=== Task material ===

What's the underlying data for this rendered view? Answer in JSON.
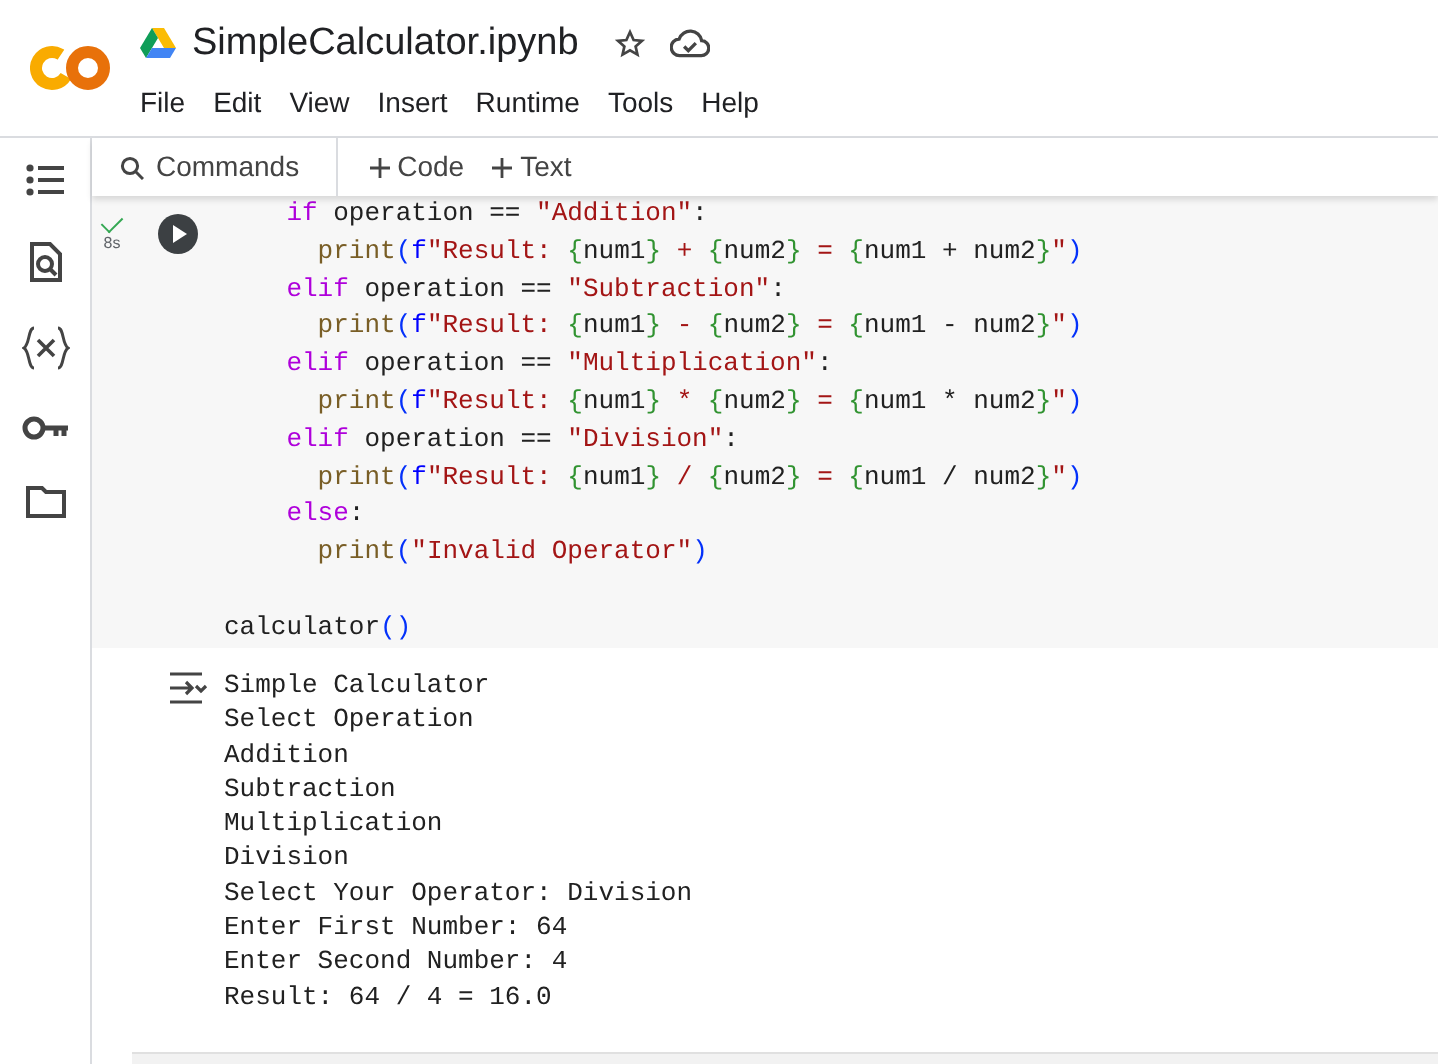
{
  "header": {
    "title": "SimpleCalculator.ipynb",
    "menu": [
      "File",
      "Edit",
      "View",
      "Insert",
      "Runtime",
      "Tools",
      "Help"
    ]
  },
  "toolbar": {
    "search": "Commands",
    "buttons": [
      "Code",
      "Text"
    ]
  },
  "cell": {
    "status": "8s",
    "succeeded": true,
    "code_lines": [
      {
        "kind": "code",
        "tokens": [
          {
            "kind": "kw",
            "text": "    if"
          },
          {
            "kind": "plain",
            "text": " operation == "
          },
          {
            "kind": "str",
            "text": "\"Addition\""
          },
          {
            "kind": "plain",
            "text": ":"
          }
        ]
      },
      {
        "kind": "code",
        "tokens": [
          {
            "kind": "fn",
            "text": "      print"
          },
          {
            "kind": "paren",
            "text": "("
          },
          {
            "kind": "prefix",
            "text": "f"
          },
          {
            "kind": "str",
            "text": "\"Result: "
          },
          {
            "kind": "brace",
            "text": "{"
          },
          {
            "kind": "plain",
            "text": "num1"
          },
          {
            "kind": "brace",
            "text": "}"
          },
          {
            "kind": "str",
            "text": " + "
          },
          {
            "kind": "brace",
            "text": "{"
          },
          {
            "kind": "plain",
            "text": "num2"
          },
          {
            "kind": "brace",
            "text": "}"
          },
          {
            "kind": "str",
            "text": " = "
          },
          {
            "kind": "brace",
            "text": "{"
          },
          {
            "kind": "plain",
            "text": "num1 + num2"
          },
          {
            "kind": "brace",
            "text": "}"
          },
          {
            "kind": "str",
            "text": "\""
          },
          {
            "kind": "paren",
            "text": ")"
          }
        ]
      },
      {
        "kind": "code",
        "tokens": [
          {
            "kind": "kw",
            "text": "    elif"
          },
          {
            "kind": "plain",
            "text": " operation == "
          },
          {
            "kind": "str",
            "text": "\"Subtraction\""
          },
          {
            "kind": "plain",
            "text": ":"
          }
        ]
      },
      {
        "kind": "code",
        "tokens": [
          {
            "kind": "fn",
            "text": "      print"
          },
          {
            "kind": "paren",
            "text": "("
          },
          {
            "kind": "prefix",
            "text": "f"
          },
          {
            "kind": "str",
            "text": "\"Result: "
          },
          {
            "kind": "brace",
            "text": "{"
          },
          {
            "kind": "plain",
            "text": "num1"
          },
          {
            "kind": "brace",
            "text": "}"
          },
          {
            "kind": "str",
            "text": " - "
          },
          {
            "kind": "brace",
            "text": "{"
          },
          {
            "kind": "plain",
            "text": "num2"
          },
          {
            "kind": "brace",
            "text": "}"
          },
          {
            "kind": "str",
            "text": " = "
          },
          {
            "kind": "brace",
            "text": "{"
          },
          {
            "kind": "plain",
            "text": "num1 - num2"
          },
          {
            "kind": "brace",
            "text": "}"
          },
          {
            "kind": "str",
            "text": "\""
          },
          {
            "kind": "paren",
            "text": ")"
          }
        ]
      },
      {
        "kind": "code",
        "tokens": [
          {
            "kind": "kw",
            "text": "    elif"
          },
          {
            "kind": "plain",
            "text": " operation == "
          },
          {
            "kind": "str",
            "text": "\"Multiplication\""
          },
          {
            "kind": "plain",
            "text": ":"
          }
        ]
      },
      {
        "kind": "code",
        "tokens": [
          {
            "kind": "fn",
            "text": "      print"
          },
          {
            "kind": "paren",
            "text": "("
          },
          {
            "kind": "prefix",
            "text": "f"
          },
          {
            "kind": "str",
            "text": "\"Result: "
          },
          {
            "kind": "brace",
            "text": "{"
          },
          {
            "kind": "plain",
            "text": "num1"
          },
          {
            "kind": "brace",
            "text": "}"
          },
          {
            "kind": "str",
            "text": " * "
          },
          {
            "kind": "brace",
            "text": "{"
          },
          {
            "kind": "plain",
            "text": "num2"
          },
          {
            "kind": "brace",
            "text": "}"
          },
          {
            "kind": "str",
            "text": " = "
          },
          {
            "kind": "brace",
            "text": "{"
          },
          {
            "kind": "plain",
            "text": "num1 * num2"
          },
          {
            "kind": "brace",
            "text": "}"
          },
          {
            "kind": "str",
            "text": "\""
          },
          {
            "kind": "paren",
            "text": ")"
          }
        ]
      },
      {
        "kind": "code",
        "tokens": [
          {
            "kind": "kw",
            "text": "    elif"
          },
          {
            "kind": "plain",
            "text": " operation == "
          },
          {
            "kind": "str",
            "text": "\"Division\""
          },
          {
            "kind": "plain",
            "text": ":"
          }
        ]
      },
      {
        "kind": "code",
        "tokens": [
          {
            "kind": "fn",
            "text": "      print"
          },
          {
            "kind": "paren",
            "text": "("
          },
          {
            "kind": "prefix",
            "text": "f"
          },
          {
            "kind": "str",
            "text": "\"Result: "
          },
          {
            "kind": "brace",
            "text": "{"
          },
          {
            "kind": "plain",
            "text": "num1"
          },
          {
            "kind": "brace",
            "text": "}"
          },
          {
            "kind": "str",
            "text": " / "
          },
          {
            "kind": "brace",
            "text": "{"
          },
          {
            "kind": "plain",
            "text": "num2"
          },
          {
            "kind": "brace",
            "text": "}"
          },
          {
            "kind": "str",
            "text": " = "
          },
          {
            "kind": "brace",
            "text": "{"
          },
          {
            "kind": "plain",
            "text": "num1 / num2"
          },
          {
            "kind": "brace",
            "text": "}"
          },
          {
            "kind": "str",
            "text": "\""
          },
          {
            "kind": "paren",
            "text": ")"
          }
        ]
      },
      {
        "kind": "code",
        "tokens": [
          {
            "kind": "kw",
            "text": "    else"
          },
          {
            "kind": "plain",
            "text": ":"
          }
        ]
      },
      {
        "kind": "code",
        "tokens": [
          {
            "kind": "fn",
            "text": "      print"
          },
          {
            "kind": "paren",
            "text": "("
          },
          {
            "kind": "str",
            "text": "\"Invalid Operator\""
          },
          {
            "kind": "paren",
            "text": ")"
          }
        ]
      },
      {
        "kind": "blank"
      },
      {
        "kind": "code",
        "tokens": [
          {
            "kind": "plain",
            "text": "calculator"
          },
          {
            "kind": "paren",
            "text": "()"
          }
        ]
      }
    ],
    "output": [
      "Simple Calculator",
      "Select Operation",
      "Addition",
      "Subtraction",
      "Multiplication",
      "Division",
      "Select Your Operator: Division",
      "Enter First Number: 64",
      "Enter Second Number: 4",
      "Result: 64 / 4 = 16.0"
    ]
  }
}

===

#### Task directions:
Using the records above, copy each line that contains "Division".

#### Written solution:
            "text": "\"Division\""
      "Division",
      "Select Your Operator: Division",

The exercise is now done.